** Start of Stored records **
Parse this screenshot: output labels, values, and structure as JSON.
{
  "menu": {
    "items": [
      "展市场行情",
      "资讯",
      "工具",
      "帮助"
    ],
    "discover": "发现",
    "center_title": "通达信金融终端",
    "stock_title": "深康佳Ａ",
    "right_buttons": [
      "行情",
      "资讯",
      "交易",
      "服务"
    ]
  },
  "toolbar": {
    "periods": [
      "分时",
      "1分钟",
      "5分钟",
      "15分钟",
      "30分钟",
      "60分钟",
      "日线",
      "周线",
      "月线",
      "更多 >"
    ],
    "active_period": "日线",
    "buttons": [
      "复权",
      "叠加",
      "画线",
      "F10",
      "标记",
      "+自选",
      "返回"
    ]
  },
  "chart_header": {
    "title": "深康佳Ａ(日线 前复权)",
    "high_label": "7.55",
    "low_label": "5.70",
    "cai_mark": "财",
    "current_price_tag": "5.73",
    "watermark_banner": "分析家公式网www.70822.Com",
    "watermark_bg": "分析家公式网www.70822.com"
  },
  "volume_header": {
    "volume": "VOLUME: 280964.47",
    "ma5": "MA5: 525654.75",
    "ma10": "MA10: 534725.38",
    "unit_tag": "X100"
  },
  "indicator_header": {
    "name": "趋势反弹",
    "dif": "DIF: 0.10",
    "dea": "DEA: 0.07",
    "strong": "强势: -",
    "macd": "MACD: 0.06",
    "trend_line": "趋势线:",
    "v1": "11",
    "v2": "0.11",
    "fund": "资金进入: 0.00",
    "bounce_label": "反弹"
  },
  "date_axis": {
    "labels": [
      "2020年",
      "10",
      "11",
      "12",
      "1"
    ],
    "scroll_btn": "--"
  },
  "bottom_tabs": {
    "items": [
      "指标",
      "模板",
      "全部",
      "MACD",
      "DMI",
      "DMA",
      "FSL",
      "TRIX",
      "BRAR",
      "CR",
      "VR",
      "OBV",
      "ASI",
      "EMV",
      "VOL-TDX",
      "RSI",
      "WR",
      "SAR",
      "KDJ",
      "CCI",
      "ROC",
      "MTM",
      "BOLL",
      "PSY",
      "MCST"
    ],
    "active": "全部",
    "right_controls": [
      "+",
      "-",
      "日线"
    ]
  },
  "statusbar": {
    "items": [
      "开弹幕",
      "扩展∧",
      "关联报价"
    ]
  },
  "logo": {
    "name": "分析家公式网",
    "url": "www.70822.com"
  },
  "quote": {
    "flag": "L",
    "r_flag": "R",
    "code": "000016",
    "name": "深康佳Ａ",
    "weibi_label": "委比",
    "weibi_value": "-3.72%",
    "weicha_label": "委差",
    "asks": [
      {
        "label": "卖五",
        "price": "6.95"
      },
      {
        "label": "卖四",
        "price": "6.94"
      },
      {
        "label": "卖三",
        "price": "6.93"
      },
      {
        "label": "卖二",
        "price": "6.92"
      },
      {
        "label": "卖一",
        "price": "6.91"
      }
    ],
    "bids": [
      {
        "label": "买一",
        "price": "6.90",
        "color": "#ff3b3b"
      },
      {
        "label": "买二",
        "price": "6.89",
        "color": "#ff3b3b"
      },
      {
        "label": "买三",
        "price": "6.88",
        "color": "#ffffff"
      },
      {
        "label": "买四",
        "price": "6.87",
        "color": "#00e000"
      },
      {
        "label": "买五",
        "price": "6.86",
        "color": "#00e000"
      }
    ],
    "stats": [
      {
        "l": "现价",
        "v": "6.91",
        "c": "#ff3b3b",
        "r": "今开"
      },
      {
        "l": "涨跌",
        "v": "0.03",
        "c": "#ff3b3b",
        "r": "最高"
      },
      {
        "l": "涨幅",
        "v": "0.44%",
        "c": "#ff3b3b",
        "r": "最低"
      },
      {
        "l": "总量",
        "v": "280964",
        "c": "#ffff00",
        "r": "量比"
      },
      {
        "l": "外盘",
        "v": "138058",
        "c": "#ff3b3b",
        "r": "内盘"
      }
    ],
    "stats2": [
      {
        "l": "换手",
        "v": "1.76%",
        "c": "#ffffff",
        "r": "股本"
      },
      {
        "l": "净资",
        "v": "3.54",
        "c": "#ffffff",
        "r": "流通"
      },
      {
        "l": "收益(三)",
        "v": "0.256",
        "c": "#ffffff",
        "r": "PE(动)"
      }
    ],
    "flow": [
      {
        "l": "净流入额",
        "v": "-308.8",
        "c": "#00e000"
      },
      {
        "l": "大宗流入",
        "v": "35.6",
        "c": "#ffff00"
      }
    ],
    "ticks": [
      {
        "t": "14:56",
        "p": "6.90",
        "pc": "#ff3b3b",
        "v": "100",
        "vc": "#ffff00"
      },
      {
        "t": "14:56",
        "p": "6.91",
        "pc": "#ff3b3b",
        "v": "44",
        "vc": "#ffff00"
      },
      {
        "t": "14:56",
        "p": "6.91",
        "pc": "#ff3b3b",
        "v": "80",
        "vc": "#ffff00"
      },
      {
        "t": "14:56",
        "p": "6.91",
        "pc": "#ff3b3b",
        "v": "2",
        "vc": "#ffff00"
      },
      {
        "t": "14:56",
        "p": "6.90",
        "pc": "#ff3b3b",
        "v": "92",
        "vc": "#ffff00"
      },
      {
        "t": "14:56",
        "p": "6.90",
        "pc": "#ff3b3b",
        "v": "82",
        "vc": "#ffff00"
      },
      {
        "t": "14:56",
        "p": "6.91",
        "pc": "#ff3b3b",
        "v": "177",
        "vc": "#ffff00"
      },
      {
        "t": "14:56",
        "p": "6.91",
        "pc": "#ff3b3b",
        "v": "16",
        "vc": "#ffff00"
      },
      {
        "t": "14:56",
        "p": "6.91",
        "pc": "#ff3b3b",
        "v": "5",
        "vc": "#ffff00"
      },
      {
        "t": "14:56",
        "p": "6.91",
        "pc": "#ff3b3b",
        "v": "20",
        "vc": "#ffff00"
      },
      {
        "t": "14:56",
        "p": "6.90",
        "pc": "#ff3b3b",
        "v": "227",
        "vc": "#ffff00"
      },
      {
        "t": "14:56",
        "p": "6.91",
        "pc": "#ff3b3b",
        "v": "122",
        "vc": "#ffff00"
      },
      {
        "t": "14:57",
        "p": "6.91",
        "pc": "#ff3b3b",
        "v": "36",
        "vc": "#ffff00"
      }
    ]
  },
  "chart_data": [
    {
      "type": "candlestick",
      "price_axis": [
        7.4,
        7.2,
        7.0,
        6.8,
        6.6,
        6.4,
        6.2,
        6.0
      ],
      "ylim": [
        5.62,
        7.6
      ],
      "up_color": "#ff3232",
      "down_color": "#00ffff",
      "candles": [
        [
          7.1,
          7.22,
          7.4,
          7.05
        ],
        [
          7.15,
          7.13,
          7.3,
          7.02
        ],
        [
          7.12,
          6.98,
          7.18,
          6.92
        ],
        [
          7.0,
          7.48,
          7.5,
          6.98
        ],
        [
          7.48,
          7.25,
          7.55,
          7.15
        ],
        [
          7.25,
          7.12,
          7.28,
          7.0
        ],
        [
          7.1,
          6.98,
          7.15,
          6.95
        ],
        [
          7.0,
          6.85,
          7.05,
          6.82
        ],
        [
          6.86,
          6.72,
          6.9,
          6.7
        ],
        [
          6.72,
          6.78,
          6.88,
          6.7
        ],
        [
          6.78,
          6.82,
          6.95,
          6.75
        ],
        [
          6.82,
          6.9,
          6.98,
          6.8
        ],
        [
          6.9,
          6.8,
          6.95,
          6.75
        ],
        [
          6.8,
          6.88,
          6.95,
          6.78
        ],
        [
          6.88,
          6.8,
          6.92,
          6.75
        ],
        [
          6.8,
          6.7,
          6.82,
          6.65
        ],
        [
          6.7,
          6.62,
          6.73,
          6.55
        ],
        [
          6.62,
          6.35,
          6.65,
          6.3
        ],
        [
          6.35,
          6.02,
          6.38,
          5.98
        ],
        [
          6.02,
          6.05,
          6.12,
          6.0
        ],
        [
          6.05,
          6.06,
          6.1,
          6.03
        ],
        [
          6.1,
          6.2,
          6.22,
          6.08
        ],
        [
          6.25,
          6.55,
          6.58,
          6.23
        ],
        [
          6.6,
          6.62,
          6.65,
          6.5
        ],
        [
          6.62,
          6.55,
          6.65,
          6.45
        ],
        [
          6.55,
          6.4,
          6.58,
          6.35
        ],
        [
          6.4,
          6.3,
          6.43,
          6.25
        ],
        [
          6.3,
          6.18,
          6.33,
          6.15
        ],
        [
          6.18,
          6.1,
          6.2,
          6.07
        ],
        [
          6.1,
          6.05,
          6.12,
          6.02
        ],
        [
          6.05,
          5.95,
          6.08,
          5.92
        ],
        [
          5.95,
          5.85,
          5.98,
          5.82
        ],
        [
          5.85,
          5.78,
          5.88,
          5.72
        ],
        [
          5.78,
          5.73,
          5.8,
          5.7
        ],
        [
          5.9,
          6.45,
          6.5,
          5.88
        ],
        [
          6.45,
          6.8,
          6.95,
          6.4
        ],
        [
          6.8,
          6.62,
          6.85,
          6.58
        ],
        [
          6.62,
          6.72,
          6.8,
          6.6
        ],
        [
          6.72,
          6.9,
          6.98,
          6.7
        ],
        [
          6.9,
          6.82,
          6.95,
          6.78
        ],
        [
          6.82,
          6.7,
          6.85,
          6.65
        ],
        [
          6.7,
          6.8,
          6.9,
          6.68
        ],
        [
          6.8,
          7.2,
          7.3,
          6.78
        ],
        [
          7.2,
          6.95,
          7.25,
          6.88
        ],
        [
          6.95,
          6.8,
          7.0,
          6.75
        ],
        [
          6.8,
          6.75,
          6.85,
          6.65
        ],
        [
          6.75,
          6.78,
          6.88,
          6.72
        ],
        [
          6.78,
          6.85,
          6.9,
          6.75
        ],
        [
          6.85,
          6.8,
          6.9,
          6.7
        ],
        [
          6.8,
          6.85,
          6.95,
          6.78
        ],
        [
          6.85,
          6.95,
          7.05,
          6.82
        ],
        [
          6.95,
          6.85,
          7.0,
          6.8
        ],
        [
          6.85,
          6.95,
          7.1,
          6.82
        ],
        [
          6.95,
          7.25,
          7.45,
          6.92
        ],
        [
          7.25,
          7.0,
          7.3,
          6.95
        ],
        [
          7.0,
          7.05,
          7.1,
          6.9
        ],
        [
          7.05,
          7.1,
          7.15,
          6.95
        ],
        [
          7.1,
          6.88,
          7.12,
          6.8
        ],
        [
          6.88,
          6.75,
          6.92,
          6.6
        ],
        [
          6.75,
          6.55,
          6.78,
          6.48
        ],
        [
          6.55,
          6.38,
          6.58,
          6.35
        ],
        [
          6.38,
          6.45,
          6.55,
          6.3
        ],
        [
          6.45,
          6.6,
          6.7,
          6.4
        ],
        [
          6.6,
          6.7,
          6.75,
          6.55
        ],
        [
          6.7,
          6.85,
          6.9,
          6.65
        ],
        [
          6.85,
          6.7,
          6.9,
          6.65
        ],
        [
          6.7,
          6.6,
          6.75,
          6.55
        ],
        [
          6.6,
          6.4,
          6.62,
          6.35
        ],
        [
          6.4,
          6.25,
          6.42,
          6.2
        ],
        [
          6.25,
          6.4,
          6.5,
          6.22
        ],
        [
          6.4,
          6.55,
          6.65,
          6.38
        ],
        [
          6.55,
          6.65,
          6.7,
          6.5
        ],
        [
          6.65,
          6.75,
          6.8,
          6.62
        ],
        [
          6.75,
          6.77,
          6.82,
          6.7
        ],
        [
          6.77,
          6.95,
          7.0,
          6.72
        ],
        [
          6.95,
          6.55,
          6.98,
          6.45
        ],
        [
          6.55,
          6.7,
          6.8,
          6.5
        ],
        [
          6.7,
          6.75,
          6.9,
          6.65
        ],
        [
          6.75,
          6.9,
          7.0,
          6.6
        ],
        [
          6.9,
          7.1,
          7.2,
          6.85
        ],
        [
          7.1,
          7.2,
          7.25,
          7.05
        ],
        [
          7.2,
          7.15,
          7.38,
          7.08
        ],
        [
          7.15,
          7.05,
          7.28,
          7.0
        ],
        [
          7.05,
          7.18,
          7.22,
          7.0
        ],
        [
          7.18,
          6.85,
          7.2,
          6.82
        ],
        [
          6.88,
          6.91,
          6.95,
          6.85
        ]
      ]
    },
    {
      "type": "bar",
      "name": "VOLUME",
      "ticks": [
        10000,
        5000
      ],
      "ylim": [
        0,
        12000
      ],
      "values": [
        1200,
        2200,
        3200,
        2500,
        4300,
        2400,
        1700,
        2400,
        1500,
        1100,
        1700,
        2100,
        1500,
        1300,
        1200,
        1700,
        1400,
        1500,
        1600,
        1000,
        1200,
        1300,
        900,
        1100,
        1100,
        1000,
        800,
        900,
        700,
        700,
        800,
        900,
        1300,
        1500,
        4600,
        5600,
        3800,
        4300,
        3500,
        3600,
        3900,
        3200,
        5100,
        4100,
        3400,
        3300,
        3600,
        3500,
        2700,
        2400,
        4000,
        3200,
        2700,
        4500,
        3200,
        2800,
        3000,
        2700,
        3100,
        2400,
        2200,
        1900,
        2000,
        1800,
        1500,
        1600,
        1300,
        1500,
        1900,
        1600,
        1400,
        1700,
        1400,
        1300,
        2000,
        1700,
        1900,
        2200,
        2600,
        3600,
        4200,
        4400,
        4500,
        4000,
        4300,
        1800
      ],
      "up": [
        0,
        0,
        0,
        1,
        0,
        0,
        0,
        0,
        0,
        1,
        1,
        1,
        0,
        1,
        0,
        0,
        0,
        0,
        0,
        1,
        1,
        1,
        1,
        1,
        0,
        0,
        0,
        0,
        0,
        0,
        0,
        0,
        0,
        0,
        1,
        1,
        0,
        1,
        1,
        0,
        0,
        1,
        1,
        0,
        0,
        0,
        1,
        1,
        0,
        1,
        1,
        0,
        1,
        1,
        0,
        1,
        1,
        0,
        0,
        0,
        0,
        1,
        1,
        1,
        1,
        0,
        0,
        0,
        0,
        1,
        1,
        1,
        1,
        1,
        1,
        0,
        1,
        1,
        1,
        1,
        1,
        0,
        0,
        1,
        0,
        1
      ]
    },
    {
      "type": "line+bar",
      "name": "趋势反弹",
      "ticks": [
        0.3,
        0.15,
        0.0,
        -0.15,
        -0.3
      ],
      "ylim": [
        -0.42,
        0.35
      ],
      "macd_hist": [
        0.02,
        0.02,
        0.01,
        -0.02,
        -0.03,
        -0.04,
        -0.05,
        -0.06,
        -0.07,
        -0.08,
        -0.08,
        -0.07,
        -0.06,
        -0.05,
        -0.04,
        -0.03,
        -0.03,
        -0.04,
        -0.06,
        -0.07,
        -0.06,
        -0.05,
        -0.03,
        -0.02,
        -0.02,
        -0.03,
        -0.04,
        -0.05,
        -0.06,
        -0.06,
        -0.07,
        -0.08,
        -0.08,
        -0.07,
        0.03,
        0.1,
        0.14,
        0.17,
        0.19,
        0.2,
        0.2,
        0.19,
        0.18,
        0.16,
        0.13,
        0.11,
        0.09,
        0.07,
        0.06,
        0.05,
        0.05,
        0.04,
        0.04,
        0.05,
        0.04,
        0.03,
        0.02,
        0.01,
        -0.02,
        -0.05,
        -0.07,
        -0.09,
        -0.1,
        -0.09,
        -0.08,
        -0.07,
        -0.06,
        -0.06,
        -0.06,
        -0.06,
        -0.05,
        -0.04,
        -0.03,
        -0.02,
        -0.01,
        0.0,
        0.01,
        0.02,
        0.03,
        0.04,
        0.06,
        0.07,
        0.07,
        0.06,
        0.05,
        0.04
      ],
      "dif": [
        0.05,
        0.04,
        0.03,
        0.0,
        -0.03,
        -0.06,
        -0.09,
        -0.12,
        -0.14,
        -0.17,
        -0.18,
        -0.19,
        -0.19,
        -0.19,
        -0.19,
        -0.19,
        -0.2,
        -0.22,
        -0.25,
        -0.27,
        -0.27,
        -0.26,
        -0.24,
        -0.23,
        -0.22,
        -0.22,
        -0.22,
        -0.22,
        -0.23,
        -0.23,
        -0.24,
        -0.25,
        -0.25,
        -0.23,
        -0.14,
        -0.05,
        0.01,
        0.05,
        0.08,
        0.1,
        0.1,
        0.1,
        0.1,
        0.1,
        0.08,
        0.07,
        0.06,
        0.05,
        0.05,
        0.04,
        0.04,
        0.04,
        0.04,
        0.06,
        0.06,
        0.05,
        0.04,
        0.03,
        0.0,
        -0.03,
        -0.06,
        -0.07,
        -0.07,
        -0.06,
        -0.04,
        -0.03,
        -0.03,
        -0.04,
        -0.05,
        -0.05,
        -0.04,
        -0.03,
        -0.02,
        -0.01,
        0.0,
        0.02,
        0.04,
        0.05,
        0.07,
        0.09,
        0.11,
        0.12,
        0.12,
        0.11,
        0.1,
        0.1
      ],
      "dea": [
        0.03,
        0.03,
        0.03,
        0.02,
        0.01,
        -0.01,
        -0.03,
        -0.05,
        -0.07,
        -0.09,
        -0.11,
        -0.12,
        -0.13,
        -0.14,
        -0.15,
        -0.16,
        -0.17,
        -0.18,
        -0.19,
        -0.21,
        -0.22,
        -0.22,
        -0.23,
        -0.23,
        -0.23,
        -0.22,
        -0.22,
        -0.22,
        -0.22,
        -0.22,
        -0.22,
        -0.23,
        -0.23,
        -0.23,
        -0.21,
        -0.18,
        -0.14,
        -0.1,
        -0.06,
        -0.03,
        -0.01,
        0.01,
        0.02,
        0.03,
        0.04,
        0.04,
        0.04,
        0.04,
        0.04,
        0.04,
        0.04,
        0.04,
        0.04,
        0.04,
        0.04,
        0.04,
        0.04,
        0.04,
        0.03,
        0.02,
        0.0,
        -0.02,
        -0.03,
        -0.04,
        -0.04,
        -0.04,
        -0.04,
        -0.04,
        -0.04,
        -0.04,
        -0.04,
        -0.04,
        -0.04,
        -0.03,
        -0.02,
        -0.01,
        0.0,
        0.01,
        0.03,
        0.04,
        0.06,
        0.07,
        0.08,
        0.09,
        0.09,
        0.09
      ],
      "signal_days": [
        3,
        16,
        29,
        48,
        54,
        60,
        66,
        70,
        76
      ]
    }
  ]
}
** End of Stored records **
### What this task involves
Using the records above, find and show each line with the string "深康佳Ａ".

### Result
    "stock_title": "深康佳Ａ",
    "title": "深康佳Ａ(日线 前复权)",
    "name": "深康佳Ａ",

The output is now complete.